◆ **Exercise materials**
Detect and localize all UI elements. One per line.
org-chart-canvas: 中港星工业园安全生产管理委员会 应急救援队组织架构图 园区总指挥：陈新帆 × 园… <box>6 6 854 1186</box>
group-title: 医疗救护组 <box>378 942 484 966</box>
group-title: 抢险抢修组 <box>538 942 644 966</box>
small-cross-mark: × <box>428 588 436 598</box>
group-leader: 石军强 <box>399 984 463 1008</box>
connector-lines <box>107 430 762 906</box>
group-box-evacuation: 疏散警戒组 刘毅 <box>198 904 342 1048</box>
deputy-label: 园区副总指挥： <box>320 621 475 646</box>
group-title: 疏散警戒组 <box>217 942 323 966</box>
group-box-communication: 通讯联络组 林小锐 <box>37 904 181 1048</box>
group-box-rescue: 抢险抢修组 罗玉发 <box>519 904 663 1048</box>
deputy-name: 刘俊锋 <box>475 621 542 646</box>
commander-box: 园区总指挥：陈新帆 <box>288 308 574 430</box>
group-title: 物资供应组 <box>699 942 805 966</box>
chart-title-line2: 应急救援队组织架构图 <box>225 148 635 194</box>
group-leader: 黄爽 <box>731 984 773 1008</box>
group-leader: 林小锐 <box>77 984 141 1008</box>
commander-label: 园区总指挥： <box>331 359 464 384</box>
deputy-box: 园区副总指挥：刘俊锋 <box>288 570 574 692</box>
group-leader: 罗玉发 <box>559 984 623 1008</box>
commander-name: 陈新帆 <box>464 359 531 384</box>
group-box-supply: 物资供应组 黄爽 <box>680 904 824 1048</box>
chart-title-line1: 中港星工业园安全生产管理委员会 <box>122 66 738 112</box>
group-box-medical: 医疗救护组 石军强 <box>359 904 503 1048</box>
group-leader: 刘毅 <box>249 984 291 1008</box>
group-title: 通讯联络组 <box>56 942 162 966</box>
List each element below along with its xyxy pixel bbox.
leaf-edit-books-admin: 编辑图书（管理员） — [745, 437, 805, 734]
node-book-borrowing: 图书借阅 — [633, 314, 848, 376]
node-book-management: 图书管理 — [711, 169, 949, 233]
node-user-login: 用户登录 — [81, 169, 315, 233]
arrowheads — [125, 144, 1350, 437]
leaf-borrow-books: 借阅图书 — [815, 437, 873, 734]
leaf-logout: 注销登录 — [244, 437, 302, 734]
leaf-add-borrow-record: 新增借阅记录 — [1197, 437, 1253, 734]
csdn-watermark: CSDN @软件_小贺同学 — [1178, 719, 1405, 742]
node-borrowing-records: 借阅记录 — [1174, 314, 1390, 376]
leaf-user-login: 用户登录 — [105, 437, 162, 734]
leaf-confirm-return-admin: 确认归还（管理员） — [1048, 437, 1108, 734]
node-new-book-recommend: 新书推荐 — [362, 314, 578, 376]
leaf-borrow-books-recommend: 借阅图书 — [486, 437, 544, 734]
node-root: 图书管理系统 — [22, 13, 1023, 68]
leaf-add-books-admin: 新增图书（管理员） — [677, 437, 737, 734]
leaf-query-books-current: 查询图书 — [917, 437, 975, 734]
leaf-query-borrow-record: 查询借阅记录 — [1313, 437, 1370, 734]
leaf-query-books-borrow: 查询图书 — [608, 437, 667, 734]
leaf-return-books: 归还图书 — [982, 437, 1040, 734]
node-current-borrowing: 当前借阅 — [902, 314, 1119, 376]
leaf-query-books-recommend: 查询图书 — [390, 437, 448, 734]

◆ **Problem statement**
Reproduce all of the data above line for line, without changing any character.

◆ **Expected output**
Detect and localize all UI elements. One per line.
org-chart-canvas: 中港星工业园安全生产管理委员会 应急救援队组织架构图 园区总指挥：陈新帆 × 园… <box>6 6 854 1186</box>
group-title: 医疗救护组 <box>378 942 484 966</box>
group-title: 抢险抢修组 <box>538 942 644 966</box>
small-cross-mark: × <box>428 588 436 598</box>
group-leader: 石军强 <box>399 984 463 1008</box>
connector-lines <box>107 430 762 906</box>
group-box-evacuation: 疏散警戒组 刘毅 <box>198 904 342 1048</box>
deputy-label: 园区副总指挥： <box>320 621 475 646</box>
group-title: 疏散警戒组 <box>217 942 323 966</box>
group-box-communication: 通讯联络组 林小锐 <box>37 904 181 1048</box>
group-box-rescue: 抢险抢修组 罗玉发 <box>519 904 663 1048</box>
deputy-name: 刘俊锋 <box>475 621 542 646</box>
commander-box: 园区总指挥：陈新帆 <box>288 308 574 430</box>
group-title: 物资供应组 <box>699 942 805 966</box>
chart-title-line2: 应急救援队组织架构图 <box>225 148 635 194</box>
group-leader: 黄爽 <box>731 984 773 1008</box>
group-leader: 林小锐 <box>77 984 141 1008</box>
commander-label: 园区总指挥： <box>331 359 464 384</box>
deputy-box: 园区副总指挥：刘俊锋 <box>288 570 574 692</box>
group-leader: 罗玉发 <box>559 984 623 1008</box>
commander-name: 陈新帆 <box>464 359 531 384</box>
group-box-supply: 物资供应组 黄爽 <box>680 904 824 1048</box>
chart-title-line1: 中港星工业园安全生产管理委员会 <box>122 66 738 112</box>
group-box-medical: 医疗救护组 石军强 <box>359 904 503 1048</box>
group-leader: 刘毅 <box>249 984 291 1008</box>
group-title: 通讯联络组 <box>56 942 162 966</box>
List each element below along with its xyxy pixel bbox.
leaf-edit-books-admin: 编辑图书（管理员） — [745, 437, 805, 734]
node-book-borrowing: 图书借阅 — [633, 314, 848, 376]
node-book-management: 图书管理 — [711, 169, 949, 233]
node-user-login: 用户登录 — [81, 169, 315, 233]
arrowheads — [125, 144, 1350, 437]
leaf-borrow-books: 借阅图书 — [815, 437, 873, 734]
leaf-logout: 注销登录 — [244, 437, 302, 734]
leaf-add-borrow-record: 新增借阅记录 — [1197, 437, 1253, 734]
csdn-watermark: CSDN @软件_小贺同学 — [1178, 719, 1405, 742]
node-borrowing-records: 借阅记录 — [1174, 314, 1390, 376]
leaf-user-login: 用户登录 — [105, 437, 162, 734]
leaf-confirm-return-admin: 确认归还（管理员） — [1048, 437, 1108, 734]
node-new-book-recommend: 新书推荐 — [362, 314, 578, 376]
leaf-borrow-books-recommend: 借阅图书 — [486, 437, 544, 734]
node-root: 图书管理系统 — [22, 13, 1023, 68]
leaf-add-books-admin: 新增图书（管理员） — [677, 437, 737, 734]
leaf-query-books-current: 查询图书 — [917, 437, 975, 734]
leaf-query-borrow-record: 查询借阅记录 — [1313, 437, 1370, 734]
leaf-query-books-borrow: 查询图书 — [608, 437, 667, 734]
leaf-return-books: 归还图书 — [982, 437, 1040, 734]
node-current-borrowing: 当前借阅 — [902, 314, 1119, 376]
leaf-query-books-recommend: 查询图书 — [390, 437, 448, 734]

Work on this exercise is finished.